YOUR TASK: Identify the lines bearing the string "dense" and gather them.
::::::
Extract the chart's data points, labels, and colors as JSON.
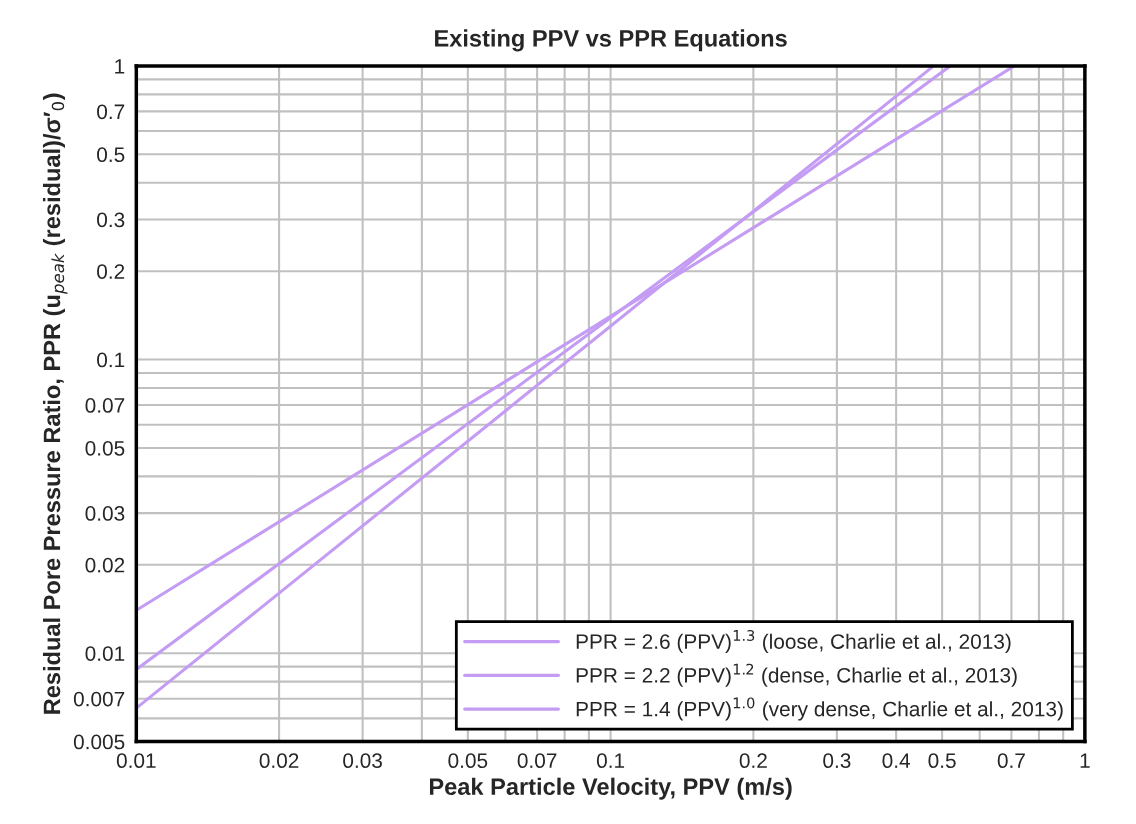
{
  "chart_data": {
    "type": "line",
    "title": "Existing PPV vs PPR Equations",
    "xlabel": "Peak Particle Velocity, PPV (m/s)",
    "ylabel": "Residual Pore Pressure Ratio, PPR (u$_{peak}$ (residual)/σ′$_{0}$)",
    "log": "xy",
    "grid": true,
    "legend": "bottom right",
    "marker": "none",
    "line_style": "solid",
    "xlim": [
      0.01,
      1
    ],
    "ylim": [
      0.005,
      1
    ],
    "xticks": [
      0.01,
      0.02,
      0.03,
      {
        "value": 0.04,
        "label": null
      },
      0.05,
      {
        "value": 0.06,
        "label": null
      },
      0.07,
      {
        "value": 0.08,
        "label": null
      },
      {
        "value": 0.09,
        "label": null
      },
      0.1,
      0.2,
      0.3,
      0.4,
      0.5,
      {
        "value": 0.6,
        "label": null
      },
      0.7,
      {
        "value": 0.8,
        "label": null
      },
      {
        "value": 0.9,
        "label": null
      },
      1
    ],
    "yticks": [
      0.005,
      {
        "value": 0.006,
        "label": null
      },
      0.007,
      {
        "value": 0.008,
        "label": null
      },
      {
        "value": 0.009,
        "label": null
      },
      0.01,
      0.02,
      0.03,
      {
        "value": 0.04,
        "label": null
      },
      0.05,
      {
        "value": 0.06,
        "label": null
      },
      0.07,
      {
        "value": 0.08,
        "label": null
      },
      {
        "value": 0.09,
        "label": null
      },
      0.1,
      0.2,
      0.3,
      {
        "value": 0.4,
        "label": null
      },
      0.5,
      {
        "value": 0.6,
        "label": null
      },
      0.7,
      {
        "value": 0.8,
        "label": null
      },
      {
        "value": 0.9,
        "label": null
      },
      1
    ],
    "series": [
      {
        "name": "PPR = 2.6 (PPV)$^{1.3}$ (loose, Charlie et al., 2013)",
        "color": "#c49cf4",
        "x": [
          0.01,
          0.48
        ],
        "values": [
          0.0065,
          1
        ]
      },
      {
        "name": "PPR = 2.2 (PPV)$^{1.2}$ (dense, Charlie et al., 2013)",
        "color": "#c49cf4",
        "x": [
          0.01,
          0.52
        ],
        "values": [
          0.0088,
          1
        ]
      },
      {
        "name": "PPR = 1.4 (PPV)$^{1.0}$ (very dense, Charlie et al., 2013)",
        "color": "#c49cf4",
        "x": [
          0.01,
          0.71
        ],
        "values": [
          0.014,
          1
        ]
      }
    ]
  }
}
::::::
ANSWER FOR THIS EXERCISE:
        "name": "PPR = 2.2 (PPV)$^{1.2}$ (dense, Charlie et al., 2013)",
        "name": "PPR = 1.4 (PPV)$^{1.0}$ (very dense, Charlie et al., 2013)",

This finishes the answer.